Restate, word for word, every line of the data.
— start Provided data —
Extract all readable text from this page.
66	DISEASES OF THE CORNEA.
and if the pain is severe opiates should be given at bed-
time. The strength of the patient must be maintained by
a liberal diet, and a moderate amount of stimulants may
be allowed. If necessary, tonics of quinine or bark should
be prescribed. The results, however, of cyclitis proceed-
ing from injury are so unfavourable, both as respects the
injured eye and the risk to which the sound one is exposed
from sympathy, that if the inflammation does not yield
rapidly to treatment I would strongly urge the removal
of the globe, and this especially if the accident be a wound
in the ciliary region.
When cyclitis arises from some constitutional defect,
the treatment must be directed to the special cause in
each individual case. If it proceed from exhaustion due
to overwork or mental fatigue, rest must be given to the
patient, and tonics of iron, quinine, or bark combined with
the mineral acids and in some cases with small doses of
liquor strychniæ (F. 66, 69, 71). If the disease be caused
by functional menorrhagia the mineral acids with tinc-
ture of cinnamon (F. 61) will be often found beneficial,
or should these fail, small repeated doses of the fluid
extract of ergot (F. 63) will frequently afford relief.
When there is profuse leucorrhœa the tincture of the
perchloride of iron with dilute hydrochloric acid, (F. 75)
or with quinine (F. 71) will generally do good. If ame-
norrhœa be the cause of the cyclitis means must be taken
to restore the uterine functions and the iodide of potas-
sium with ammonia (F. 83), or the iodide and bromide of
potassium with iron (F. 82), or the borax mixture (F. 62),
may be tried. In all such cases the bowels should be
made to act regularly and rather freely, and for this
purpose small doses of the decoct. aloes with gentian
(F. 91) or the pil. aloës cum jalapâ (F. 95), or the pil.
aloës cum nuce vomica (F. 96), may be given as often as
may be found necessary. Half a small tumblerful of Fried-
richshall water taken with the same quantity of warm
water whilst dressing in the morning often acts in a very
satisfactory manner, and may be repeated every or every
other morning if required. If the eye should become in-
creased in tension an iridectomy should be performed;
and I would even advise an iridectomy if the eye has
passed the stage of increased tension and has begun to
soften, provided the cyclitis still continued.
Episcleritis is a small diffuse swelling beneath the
— end Provided data —
◆ Full output ◆
Extract all readable text from this page.
66	DISEASES OF THE CORNEA.
and if the pain is severe opiates should be given at bed-
time. The strength of the patient must be maintained by
a liberal diet, and a moderate amount of stimulants may
be allowed. If necessary, tonics of quinine or bark should
be prescribed. The results, however, of cyclitis proceed-
ing from injury are so unfavourable, both as respects the
injured eye and the risk to which the sound one is exposed
from sympathy, that if the inflammation does not yield
rapidly to treatment I would strongly urge the removal
of the globe, and this especially if the accident be a wound
in the ciliary region.
When cyclitis arises from some constitutional defect,
the treatment must be directed to the special cause in
each individual case. If it proceed from exhaustion due
to overwork or mental fatigue, rest must be given to the
patient, and tonics of iron, quinine, or bark combined with
the mineral acids and in some cases with small doses of
liquor strychniæ (F. 66, 69, 71). If the disease be caused
by functional menorrhagia the mineral acids with tinc-
ture of cinnamon (F. 61) will be often found beneficial,
or should these fail, small repeated doses of the fluid
extract of ergot (F. 63) will frequently afford relief.
When there is profuse leucorrhœa the tincture of the
perchloride of iron with dilute hydrochloric acid, (F. 75)
or with quinine (F. 71) will generally do good. If ame-
norrhœa be the cause of the cyclitis means must be taken
to restore the uterine functions and the iodide of potas-
sium with ammonia (F. 83), or the iodide and bromide of
potassium with iron (F. 82), or the borax mixture (F. 62),
may be tried. In all such cases the bowels should be
made to act regularly and rather freely, and for this
purpose small doses of the decoct. aloes with gentian
(F. 91) or the pil. aloës cum jalapâ (F. 95), or the pil.
aloës cum nuce vomica (F. 96), may be given as often as
may be found necessary. Half a small tumblerful of Fried-
richshall water taken with the same quantity of warm
water whilst dressing in the morning often acts in a very
satisfactory manner, and may be repeated every or every
other morning if required. If the eye should become in-
creased in tension an iridectomy should be performed;
and I would even advise an iridectomy if the eye has
passed the stage of increased tension and has begun to
soften, provided the cyclitis still continued.
Episcleritis is a small diffuse swelling beneath the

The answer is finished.